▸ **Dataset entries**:
--

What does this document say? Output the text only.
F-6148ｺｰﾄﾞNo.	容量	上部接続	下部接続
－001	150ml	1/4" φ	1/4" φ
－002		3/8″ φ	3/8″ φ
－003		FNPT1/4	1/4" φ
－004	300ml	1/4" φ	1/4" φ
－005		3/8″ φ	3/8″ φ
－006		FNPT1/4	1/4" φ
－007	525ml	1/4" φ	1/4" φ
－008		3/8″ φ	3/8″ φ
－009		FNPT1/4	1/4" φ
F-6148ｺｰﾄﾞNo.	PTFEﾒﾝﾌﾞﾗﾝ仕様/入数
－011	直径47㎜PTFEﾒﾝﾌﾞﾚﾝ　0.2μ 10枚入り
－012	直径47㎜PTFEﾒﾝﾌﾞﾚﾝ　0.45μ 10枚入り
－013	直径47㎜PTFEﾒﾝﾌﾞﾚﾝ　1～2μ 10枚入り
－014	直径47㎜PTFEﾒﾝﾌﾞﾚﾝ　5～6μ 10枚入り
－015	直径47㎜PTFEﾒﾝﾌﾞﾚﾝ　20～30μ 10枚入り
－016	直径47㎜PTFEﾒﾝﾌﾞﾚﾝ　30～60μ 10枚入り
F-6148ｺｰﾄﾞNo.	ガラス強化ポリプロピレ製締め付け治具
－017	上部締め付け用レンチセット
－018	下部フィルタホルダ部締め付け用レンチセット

--

▸ **PROBLEM STATEMENT**:
Write out all of the records once more, exactly.

▸ **EXPECTED ANSWER**:
What does this document say? Output the text only.
F-6148ｺｰﾄﾞNo.	容量	上部接続	下部接続
－001	150ml	1/4" φ	1/4" φ
－002		3/8″ φ	3/8″ φ
－003		FNPT1/4	1/4" φ
－004	300ml	1/4" φ	1/4" φ
－005		3/8″ φ	3/8″ φ
－006		FNPT1/4	1/4" φ
－007	525ml	1/4" φ	1/4" φ
－008		3/8″ φ	3/8″ φ
－009		FNPT1/4	1/4" φ
F-6148ｺｰﾄﾞNo.	PTFEﾒﾝﾌﾞﾗﾝ仕様/入数
－011	直径47㎜PTFEﾒﾝﾌﾞﾚﾝ　0.2μ 10枚入り
－012	直径47㎜PTFEﾒﾝﾌﾞﾚﾝ　0.45μ 10枚入り
－013	直径47㎜PTFEﾒﾝﾌﾞﾚﾝ　1～2μ 10枚入り
－014	直径47㎜PTFEﾒﾝﾌﾞﾚﾝ　5～6μ 10枚入り
－015	直径47㎜PTFEﾒﾝﾌﾞﾚﾝ　20～30μ 10枚入り
－016	直径47㎜PTFEﾒﾝﾌﾞﾚﾝ　30～60μ 10枚入り
F-6148ｺｰﾄﾞNo.	ガラス強化ポリプロピレ製締め付け治具
－017	上部締め付け用レンチセット
－018	下部フィルタホルダ部締め付け用レンチセット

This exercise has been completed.